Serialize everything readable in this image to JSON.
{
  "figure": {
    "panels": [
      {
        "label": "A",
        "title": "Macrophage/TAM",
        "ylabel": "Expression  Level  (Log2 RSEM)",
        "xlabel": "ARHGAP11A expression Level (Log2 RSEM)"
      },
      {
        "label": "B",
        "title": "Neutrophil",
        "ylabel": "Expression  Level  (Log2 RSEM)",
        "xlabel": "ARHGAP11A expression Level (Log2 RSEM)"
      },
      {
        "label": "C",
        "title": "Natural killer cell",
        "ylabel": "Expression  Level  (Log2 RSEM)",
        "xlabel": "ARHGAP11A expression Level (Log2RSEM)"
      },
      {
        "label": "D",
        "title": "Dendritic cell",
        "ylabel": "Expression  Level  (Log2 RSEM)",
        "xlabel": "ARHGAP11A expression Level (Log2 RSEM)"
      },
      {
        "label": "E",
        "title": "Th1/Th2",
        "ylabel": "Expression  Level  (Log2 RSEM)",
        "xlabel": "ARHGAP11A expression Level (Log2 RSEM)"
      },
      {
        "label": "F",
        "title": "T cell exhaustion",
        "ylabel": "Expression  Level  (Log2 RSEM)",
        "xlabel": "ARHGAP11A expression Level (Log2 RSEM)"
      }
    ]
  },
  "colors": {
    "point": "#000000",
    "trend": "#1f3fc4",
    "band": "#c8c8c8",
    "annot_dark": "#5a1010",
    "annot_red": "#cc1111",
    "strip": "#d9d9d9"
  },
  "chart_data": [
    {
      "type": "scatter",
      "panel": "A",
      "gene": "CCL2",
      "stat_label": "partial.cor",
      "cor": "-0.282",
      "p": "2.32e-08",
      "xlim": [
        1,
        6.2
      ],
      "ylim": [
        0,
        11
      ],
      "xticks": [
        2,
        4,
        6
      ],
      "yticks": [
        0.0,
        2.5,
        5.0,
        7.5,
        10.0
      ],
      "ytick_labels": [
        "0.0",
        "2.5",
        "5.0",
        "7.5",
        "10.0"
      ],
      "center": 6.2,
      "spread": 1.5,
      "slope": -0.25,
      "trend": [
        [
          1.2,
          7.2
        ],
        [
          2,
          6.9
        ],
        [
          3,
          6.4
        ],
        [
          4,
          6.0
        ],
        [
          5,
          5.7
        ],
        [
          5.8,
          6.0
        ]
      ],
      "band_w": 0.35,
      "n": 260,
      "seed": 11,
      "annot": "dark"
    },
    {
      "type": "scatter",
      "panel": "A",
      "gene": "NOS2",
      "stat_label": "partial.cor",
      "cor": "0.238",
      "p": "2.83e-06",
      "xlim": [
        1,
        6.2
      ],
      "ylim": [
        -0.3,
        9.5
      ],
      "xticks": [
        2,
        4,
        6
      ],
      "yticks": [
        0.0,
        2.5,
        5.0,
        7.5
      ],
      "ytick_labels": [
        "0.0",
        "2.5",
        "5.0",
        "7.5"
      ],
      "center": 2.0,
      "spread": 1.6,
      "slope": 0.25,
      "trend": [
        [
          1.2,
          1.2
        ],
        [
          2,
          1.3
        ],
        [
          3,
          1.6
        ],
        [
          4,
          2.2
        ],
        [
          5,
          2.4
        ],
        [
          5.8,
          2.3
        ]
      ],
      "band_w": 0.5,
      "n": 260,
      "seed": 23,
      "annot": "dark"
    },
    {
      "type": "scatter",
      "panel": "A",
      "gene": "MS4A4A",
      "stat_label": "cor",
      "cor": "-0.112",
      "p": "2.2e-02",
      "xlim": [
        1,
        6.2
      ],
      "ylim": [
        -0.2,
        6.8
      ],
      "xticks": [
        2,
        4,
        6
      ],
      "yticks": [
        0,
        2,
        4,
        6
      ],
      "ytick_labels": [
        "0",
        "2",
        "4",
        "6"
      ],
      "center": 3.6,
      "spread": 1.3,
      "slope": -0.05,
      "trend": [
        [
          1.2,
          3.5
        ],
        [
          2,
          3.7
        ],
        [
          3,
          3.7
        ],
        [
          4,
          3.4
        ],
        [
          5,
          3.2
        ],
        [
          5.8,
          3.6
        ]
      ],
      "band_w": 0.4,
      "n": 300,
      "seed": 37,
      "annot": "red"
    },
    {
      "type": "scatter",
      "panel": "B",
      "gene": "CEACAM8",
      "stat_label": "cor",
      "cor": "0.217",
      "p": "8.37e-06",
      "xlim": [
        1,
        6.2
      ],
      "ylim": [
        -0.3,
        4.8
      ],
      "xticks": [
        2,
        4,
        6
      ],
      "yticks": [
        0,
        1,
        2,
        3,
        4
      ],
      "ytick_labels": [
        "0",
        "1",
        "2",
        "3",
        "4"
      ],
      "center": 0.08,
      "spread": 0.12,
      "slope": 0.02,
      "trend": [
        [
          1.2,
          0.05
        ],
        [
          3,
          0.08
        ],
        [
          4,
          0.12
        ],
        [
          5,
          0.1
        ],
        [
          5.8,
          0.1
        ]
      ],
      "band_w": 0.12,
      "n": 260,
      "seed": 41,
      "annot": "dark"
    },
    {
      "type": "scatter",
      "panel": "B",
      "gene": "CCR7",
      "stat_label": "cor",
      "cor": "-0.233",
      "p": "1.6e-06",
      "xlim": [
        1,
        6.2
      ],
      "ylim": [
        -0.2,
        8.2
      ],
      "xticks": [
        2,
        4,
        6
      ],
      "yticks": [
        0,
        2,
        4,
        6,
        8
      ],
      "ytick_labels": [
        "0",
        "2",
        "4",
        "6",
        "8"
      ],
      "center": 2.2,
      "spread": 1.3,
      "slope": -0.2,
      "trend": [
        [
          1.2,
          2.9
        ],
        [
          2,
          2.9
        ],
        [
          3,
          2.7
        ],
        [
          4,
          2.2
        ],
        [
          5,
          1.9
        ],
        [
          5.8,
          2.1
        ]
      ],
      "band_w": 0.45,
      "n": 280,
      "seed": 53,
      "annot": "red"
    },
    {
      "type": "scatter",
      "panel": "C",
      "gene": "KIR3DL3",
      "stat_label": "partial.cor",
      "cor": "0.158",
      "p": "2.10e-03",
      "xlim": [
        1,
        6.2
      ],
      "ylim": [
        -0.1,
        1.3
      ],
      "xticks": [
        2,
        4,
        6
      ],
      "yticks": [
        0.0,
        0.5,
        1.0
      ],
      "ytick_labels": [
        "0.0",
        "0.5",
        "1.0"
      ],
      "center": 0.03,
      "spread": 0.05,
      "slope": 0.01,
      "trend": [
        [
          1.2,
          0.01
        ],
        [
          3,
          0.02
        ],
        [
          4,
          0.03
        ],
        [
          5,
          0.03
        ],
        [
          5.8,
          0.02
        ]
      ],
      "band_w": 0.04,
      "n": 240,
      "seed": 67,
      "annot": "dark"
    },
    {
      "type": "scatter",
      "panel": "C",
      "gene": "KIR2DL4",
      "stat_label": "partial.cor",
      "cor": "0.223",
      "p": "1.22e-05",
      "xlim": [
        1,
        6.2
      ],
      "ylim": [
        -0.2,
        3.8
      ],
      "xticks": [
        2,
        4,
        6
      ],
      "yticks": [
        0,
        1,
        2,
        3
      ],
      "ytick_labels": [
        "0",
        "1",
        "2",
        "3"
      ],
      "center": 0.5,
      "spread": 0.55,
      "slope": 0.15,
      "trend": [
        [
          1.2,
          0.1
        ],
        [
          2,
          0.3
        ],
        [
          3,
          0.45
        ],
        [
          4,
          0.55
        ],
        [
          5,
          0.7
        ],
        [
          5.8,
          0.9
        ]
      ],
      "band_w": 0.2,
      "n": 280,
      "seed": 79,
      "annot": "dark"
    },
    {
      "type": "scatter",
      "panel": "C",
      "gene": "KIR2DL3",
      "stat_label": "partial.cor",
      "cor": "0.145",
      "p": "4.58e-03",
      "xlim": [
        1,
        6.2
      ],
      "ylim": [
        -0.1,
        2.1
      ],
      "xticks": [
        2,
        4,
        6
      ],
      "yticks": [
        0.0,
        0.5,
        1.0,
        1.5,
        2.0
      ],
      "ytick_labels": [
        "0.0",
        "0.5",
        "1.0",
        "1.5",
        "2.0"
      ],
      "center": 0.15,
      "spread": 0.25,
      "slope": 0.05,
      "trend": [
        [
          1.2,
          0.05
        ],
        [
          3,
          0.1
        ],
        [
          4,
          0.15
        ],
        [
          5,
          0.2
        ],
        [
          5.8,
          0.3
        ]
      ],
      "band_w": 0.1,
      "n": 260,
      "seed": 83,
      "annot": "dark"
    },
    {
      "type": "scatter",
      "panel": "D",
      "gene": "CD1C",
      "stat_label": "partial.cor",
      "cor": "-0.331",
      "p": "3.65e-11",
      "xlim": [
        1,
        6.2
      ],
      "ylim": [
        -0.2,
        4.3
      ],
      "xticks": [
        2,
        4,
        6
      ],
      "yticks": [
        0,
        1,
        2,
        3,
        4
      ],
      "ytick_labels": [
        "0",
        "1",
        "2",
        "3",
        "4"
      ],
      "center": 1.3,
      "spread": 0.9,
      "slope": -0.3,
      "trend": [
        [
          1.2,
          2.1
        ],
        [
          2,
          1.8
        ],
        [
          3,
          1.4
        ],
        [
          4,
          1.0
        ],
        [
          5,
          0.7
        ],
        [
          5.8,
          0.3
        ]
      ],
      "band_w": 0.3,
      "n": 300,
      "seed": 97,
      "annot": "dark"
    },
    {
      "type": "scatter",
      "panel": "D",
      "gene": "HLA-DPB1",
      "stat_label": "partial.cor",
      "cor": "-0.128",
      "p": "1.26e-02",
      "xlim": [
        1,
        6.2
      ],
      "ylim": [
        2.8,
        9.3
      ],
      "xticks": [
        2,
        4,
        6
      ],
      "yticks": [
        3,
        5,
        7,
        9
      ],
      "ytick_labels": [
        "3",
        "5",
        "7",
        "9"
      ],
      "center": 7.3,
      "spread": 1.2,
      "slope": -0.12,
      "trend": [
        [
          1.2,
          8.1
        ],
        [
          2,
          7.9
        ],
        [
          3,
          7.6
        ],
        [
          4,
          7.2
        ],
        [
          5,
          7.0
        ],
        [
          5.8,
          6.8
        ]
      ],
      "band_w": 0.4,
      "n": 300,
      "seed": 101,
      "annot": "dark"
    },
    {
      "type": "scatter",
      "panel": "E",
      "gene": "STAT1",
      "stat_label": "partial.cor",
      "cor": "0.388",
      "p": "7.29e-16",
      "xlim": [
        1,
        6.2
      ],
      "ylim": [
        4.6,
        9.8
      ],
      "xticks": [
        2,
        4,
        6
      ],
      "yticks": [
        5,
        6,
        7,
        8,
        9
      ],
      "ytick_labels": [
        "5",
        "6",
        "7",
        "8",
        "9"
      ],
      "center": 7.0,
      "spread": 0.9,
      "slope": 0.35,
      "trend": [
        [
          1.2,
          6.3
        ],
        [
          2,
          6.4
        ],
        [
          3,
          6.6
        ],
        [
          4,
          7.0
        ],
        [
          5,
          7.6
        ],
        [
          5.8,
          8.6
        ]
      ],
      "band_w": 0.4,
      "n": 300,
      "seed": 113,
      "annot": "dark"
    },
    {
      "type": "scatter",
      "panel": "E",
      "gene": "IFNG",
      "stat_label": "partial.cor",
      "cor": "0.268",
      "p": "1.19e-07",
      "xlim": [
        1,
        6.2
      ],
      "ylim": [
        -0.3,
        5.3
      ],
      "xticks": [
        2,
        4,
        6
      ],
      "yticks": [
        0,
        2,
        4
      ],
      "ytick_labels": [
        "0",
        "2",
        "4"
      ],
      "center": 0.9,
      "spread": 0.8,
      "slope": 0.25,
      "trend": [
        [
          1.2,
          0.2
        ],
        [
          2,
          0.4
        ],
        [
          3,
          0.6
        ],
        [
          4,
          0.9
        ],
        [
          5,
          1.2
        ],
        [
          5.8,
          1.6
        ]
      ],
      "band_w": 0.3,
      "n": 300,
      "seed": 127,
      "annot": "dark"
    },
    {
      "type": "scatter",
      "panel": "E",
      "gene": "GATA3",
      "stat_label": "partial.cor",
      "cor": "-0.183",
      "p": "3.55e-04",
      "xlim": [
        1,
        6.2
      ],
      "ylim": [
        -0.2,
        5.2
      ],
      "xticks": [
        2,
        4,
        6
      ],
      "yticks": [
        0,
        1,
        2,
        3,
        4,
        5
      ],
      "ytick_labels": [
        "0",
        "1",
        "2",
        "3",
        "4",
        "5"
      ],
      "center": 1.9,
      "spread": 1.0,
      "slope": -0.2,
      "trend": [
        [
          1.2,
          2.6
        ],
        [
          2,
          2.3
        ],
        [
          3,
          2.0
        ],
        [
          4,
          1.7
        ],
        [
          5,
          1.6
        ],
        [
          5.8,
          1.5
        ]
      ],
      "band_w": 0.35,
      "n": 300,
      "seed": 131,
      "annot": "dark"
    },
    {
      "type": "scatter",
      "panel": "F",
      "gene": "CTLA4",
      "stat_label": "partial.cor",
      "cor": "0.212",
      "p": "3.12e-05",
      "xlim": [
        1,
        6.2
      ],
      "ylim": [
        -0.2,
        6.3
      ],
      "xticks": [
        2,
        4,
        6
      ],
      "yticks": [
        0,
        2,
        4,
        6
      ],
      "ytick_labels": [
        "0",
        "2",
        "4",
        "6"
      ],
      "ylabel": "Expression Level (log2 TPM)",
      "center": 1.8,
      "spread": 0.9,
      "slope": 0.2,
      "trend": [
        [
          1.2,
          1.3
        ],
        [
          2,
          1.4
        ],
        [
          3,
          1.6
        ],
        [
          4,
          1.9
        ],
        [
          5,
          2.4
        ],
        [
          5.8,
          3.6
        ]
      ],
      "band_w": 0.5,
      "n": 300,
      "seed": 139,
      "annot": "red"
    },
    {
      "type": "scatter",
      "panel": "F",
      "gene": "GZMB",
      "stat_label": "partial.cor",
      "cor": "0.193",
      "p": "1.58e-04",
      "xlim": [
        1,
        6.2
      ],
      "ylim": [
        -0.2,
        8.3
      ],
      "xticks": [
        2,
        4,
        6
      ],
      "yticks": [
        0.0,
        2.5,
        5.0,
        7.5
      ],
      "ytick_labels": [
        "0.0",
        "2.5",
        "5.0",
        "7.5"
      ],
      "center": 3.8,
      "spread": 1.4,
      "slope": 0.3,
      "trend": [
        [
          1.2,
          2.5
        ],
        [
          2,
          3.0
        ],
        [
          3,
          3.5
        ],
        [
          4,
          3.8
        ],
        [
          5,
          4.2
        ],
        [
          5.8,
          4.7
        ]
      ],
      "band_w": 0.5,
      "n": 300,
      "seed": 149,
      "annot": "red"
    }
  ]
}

**Task to carry out:** Count how many lines of the material hold the string "cell". Give the number and nothing more.

**Written response:** 3